[Dataset items]
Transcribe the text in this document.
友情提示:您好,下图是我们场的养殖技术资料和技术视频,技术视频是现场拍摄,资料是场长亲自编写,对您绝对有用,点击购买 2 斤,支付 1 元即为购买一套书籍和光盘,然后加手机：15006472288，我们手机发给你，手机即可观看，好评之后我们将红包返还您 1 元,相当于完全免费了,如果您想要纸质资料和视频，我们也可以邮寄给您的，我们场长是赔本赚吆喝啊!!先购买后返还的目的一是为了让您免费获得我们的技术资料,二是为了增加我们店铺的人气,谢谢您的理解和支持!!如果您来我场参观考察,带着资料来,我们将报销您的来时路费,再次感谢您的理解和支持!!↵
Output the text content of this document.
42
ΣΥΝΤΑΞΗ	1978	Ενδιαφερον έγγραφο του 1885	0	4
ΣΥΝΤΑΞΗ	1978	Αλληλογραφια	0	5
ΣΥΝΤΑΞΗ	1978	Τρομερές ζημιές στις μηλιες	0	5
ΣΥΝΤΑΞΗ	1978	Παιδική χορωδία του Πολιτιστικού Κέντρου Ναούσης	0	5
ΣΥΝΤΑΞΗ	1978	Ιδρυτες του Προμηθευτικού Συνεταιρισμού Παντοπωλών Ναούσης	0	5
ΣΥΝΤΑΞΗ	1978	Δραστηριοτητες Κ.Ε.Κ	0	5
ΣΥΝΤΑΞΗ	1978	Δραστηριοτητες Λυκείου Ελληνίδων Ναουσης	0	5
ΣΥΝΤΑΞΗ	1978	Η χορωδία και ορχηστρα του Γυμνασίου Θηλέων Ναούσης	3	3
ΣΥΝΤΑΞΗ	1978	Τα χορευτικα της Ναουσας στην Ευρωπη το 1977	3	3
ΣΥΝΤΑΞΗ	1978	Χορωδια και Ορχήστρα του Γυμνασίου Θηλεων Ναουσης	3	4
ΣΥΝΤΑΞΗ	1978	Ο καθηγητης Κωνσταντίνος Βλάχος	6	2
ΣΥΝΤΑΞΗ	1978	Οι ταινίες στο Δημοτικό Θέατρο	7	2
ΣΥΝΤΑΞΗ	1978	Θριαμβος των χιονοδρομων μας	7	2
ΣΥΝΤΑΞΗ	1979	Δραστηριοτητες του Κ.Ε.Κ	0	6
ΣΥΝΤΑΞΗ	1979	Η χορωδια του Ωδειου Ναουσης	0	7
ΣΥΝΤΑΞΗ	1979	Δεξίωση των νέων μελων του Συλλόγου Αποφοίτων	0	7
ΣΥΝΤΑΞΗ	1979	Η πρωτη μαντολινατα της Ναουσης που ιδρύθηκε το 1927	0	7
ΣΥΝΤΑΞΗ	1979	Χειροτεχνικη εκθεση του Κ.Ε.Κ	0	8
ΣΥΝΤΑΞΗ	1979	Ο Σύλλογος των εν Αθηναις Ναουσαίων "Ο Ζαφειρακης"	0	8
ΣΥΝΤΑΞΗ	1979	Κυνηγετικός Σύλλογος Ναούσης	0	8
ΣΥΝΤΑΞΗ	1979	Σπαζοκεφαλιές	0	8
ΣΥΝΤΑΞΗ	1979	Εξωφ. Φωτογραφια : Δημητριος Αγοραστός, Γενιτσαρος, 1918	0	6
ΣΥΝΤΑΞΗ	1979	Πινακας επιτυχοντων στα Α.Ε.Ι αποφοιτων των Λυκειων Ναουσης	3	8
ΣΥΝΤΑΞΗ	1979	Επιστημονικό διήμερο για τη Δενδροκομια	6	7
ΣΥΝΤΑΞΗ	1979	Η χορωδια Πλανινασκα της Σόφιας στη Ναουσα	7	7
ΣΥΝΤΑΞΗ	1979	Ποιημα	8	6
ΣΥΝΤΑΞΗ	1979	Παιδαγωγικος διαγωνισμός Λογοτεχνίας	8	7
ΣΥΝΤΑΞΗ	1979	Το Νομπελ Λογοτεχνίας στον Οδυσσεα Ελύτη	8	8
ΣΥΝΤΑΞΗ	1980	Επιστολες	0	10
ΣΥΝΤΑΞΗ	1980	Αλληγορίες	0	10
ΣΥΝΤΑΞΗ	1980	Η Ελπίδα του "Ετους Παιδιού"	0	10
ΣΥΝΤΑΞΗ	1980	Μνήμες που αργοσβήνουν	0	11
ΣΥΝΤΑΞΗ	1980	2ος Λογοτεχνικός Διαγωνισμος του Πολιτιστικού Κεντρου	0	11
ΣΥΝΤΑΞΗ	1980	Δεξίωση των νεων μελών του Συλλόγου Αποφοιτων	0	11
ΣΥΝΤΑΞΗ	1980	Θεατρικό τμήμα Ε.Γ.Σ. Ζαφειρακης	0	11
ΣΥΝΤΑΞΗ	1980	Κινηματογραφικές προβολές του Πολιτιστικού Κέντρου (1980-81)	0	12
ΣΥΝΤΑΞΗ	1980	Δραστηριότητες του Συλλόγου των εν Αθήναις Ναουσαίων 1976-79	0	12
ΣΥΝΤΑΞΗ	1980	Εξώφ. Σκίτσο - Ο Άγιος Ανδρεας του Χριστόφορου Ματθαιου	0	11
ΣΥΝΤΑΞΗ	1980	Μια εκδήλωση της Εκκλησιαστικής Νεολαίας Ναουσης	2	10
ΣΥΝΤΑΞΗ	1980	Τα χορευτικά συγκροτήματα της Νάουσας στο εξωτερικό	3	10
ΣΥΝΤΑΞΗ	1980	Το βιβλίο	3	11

__TASK INSTRUCTIONS__
Hand back the material above in full, exactly as written.

__COMPLETED EXERCISE__
Transcribe the text in this document.
友情提示:您好,下图是我们场的养殖技术资料和技术视频,技术视频是现场拍摄,资料是场长亲自编写,对您绝对有用,点击购买 2 斤,支付 1 元即为购买一套书籍和光盘,然后加手机：15006472288，我们手机发给你，手机即可观看，好评之后我们将红包返还您 1 元,相当于完全免费了,如果您想要纸质资料和视频，我们也可以邮寄给您的，我们场长是赔本赚吆喝啊!!先购买后返还的目的一是为了让您免费获得我们的技术资料,二是为了增加我们店铺的人气,谢谢您的理解和支持!!如果您来我场参观考察,带着资料来,我们将报销您的来时路费,再次感谢您的理解和支持!!↵
Output the text content of this document.
42
ΣΥΝΤΑΞΗ	1978	Ενδιαφερον έγγραφο του 1885	0	4
ΣΥΝΤΑΞΗ	1978	Αλληλογραφια	0	5
ΣΥΝΤΑΞΗ	1978	Τρομερές ζημιές στις μηλιες	0	5
ΣΥΝΤΑΞΗ	1978	Παιδική χορωδία του Πολιτιστικού Κέντρου Ναούσης	0	5
ΣΥΝΤΑΞΗ	1978	Ιδρυτες του Προμηθευτικού Συνεταιρισμού Παντοπωλών Ναούσης	0	5
ΣΥΝΤΑΞΗ	1978	Δραστηριοτητες Κ.Ε.Κ	0	5
ΣΥΝΤΑΞΗ	1978	Δραστηριοτητες Λυκείου Ελληνίδων Ναουσης	0	5
ΣΥΝΤΑΞΗ	1978	Η χορωδία και ορχηστρα του Γυμνασίου Θηλέων Ναούσης	3	3
ΣΥΝΤΑΞΗ	1978	Τα χορευτικα της Ναουσας στην Ευρωπη το 1977	3	3
ΣΥΝΤΑΞΗ	1978	Χορωδια και Ορχήστρα του Γυμνασίου Θηλεων Ναουσης	3	4
ΣΥΝΤΑΞΗ	1978	Ο καθηγητης Κωνσταντίνος Βλάχος	6	2
ΣΥΝΤΑΞΗ	1978	Οι ταινίες στο Δημοτικό Θέατρο	7	2
ΣΥΝΤΑΞΗ	1978	Θριαμβος των χιονοδρομων μας	7	2
ΣΥΝΤΑΞΗ	1979	Δραστηριοτητες του Κ.Ε.Κ	0	6
ΣΥΝΤΑΞΗ	1979	Η χορωδια του Ωδειου Ναουσης	0	7
ΣΥΝΤΑΞΗ	1979	Δεξίωση των νέων μελων του Συλλόγου Αποφοίτων	0	7
ΣΥΝΤΑΞΗ	1979	Η πρωτη μαντολινατα της Ναουσης που ιδρύθηκε το 1927	0	7
ΣΥΝΤΑΞΗ	1979	Χειροτεχνικη εκθεση του Κ.Ε.Κ	0	8
ΣΥΝΤΑΞΗ	1979	Ο Σύλλογος των εν Αθηναις Ναουσαίων "Ο Ζαφειρακης"	0	8
ΣΥΝΤΑΞΗ	1979	Κυνηγετικός Σύλλογος Ναούσης	0	8
ΣΥΝΤΑΞΗ	1979	Σπαζοκεφαλιές	0	8
ΣΥΝΤΑΞΗ	1979	Εξωφ. Φωτογραφια : Δημητριος Αγοραστός, Γενιτσαρος, 1918	0	6
ΣΥΝΤΑΞΗ	1979	Πινακας επιτυχοντων στα Α.Ε.Ι αποφοιτων των Λυκειων Ναουσης	3	8
ΣΥΝΤΑΞΗ	1979	Επιστημονικό διήμερο για τη Δενδροκομια	6	7
ΣΥΝΤΑΞΗ	1979	Η χορωδια Πλανινασκα της Σόφιας στη Ναουσα	7	7
ΣΥΝΤΑΞΗ	1979	Ποιημα	8	6
ΣΥΝΤΑΞΗ	1979	Παιδαγωγικος διαγωνισμός Λογοτεχνίας	8	7
ΣΥΝΤΑΞΗ	1979	Το Νομπελ Λογοτεχνίας στον Οδυσσεα Ελύτη	8	8
ΣΥΝΤΑΞΗ	1980	Επιστολες	0	10
ΣΥΝΤΑΞΗ	1980	Αλληγορίες	0	10
ΣΥΝΤΑΞΗ	1980	Η Ελπίδα του "Ετους Παιδιού"	0	10
ΣΥΝΤΑΞΗ	1980	Μνήμες που αργοσβήνουν	0	11
ΣΥΝΤΑΞΗ	1980	2ος Λογοτεχνικός Διαγωνισμος του Πολιτιστικού Κεντρου	0	11
ΣΥΝΤΑΞΗ	1980	Δεξίωση των νεων μελών του Συλλόγου Αποφοιτων	0	11
ΣΥΝΤΑΞΗ	1980	Θεατρικό τμήμα Ε.Γ.Σ. Ζαφειρακης	0	11
ΣΥΝΤΑΞΗ	1980	Κινηματογραφικές προβολές του Πολιτιστικού Κέντρου (1980-81)	0	12
ΣΥΝΤΑΞΗ	1980	Δραστηριότητες του Συλλόγου των εν Αθήναις Ναουσαίων 1976-79	0	12
ΣΥΝΤΑΞΗ	1980	Εξώφ. Σκίτσο - Ο Άγιος Ανδρεας του Χριστόφορου Ματθαιου	0	11
ΣΥΝΤΑΞΗ	1980	Μια εκδήλωση της Εκκλησιαστικής Νεολαίας Ναουσης	2	10
ΣΥΝΤΑΞΗ	1980	Τα χορευτικά συγκροτήματα της Νάουσας στο εξωτερικό	3	10
ΣΥΝΤΑΞΗ	1980	Το βιβλίο	3	11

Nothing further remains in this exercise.